_PROBLEM_
Word for word, quote the lines from the one containing "What does this" to the end of the entries below, including both. Leave pictures out.
--- Begin RECORDS SUPPLIED ---
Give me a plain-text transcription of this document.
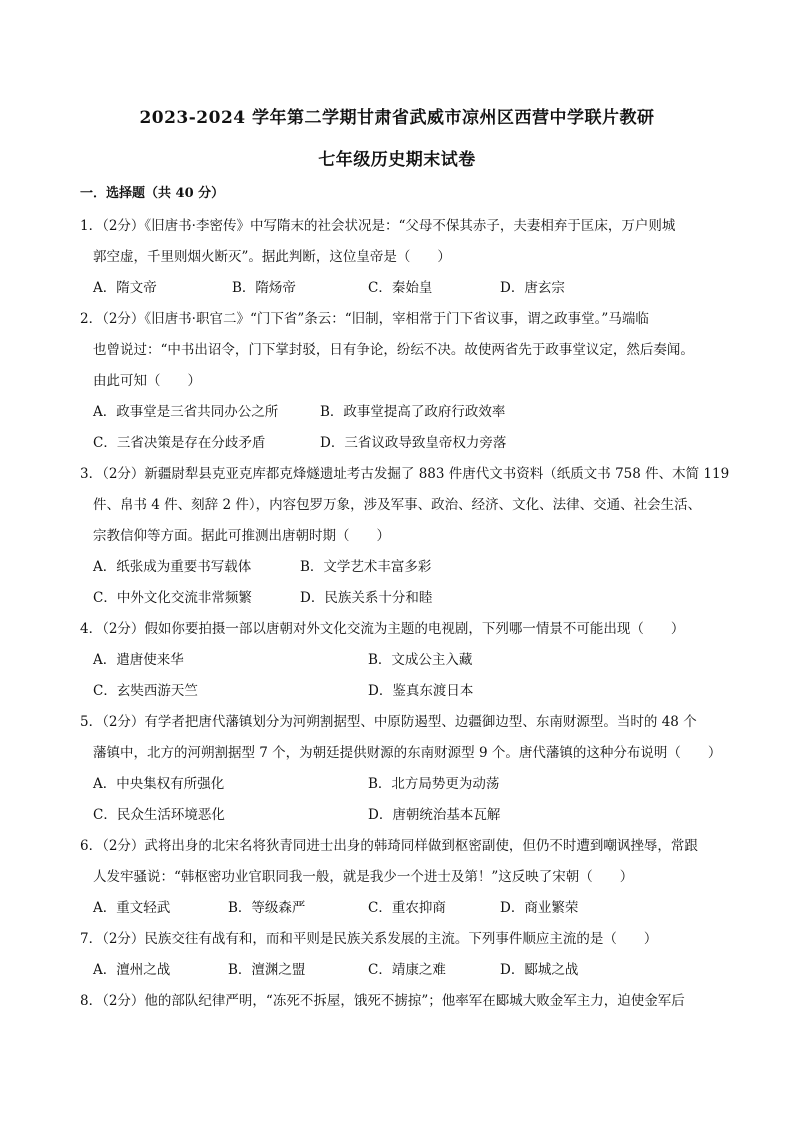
2023-2024 学年第二学期甘肃省武威市凉州区西营中学联片教研
七年级历史期末试卷
一．选择题（共 40 分）
1．（2分）《旧唐书·李密传》中写隋末的社会状况是：“父母不保其赤子，夫妻相弃于匡床，万户则城
郭空虚，千里则烟火断灭”。据此判断，这位皇帝是（　　）
A．隋文帝	B．隋炀帝	C．秦始皇	D．唐玄宗
2．（2分）《旧唐书·职官二》“门下省”条云：“旧制，宰相常于门下省议事，谓之政事堂。”马端临
也曾说过：“中书出诏令，门下掌封驳，日有争论，纷纭不决。故使两省先于政事堂议定，然后奏闻。
由此可知（　　）
A．政事堂是三省共同办公之所	B．政事堂提高了政府行政效率
C．三省决策是存在分歧矛盾	D．三省议政导致皇帝权力旁落
3．（2分）新疆尉犁县克亚克库都克烽燧遗址考古发掘了 883 件唐代文书资料（纸质文书 758 件、木简 119
件、帛书 4 件、刻辞 2 件），内容包罗万象，涉及军事、政治、经济、文化、法律、交通、社会生活、
宗教信仰等方面。据此可推测出唐朝时期（　　）
A．纸张成为重要书写载体	B．文学艺术丰富多彩
C．中外文化交流非常频繁	D．民族关系十分和睦
4．（2分）假如你要拍摄一部以唐朝对外文化交流为主题的电视剧，下列哪一情景不可能出现（　　）
A．遣唐使来华	B．文成公主入藏
C．玄奘西游天竺	D．鉴真东渡日本
5．（2分）有学者把唐代藩镇划分为河朔割据型、中原防遏型、边疆御边型、东南财源型。当时的 48 个
藩镇中，北方的河朔割据型 7 个，为朝廷提供财源的东南财源型 9 个。唐代藩镇的这种分布说明（　　）
A．中央集权有所强化	B．北方局势更为动荡
C．民众生活环境恶化	D．唐朝统治基本瓦解
6．（2分）武将出身的北宋名将狄青同进士出身的韩琦同样做到枢密副使，但仍不时遭到嘲讽挫辱，常跟
人发牢骚说：“韩枢密功业官职同我一般，就是我少一个进士及第！”这反映了宋朝（　　）
A．重文轻武	B．等级森严	C．重农抑商	D．商业繁荣
7．（2分）民族交往有战有和，而和平则是民族关系发展的主流。下列事件顺应主流的是（　　）
A．澶州之战	B．澶渊之盟	C．靖康之难	D．郾城之战
8．（2分）他的部队纪律严明，“冻死不拆屋，饿死不掳掠”；他率军在郾城大败金军主力，迫使金军后
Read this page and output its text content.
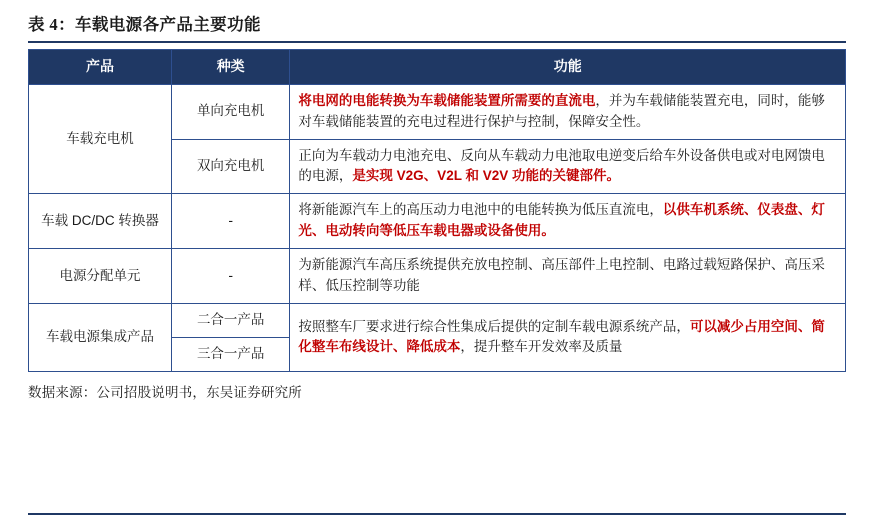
表 4：车载电源各产品主要功能
产品	种类	功能
车载充电机	单向充电机	将电网的电能转换为车载储能装置所需要的直流电，并为车载储能装置充电，同时，能够对车载储能装置的充电过程进行保护与控制，保障安全性。
	双向充电机	正向为车载动力电池充电、反向从车载动力电池取电逆变后给车外设备供电或对电网馈电的电源，是实现 V2G、V2L 和 V2V 功能的关键部件。
车载 DC/DC 转换器	-	将新能源汽车上的高压动力电池中的电能转换为低压直流电，以供车机系统、仪表盘、灯光、电动转向等低压车载电器或设备使用。
电源分配单元	-	为新能源汽车高压系统提供充放电控制、高压部件上电控制、电路过载短路保护、高压采样、低压控制等功能
车载电源集成产品	二合一产品	按照整车厂要求进行综合性集成后提供的定制车载电源系统产品，可以减少占用空间、简化整车布线设计、降低成本，提升整车开发效率及质量
	三合一产品	
数据来源：公司招股说明书，东吴证券研究所
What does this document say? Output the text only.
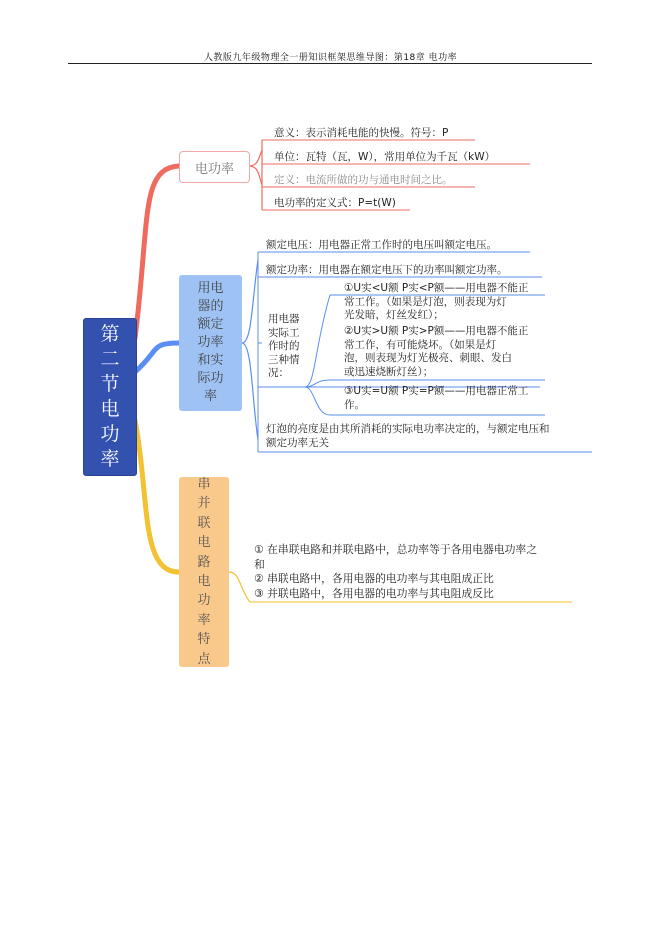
人教版九年级物理全一册知识框架思维导图：第18章 电功率
第
二
节
电
功
率
电功率
意义：表示消耗电能的快慢。符号：P
单位：瓦特（瓦，W），常用单位为千瓦（kW）
定义：电流所做的功与通电时间之比。
电功率的定义式：P=t(W)
用电
器的
额定
功率
和实
际功
率
额定电压：用电器正常工作时的电压叫额定电压。
额定功率：用电器在额定电压下的功率叫额定功率。
用电器
实际工
作时的
三种情
况：
①U实<U额 P实<P额——用电器不能正
常工作。（如果是灯泡，则表现为灯
光发暗，灯丝发红）；
②U实>U额 P实>P额——用电器不能正
常工作，有可能烧坏。（如果是灯
泡，则表现为灯光极亮、刺眼、发白
或迅速烧断灯丝）；
③U实=U额 P实=P额——用电器正常工
作。
灯泡的亮度是由其所消耗的实际电功率决定的，与额定电压和
额定功率无关
串
并
联
电
路
电
功
率
特
点
① 在串联电路和并联电路中，总功率等于各用电器电功率之
和
② 串联电路中，各用电器的电功率与其电阻成正比
③ 并联电路中，各用电器的电功率与其电阻成反比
--- End RECORDS SUPPLIED ---
_REPLY_
What does this document say? Output the text only.
人教版九年级物理全一册知识框架思维导图：第18章 电功率
第
二
节
电
功
率
电功率
意义：表示消耗电能的快慢。符号：P
单位：瓦特（瓦，W），常用单位为千瓦（kW）
定义：电流所做的功与通电时间之比。
电功率的定义式：P=t(W)
用电
器的
额定
功率
和实
际功
率
额定电压：用电器正常工作时的电压叫额定电压。
额定功率：用电器在额定电压下的功率叫额定功率。
用电器
实际工
作时的
三种情
况：
①U实<U额 P实<P额——用电器不能正
常工作。（如果是灯泡，则表现为灯
光发暗，灯丝发红）；
②U实>U额 P实>P额——用电器不能正
常工作，有可能烧坏。（如果是灯
泡，则表现为灯光极亮、刺眼、发白
或迅速烧断灯丝）；
③U实=U额 P实=P额——用电器正常工
作。
灯泡的亮度是由其所消耗的实际电功率决定的，与额定电压和
额定功率无关
串
并
联
电
路
电
功
率
特
点
① 在串联电路和并联电路中，总功率等于各用电器电功率之
和
② 串联电路中，各用电器的电功率与其电阻成正比
③ 并联电路中，各用电器的电功率与其电阻成反比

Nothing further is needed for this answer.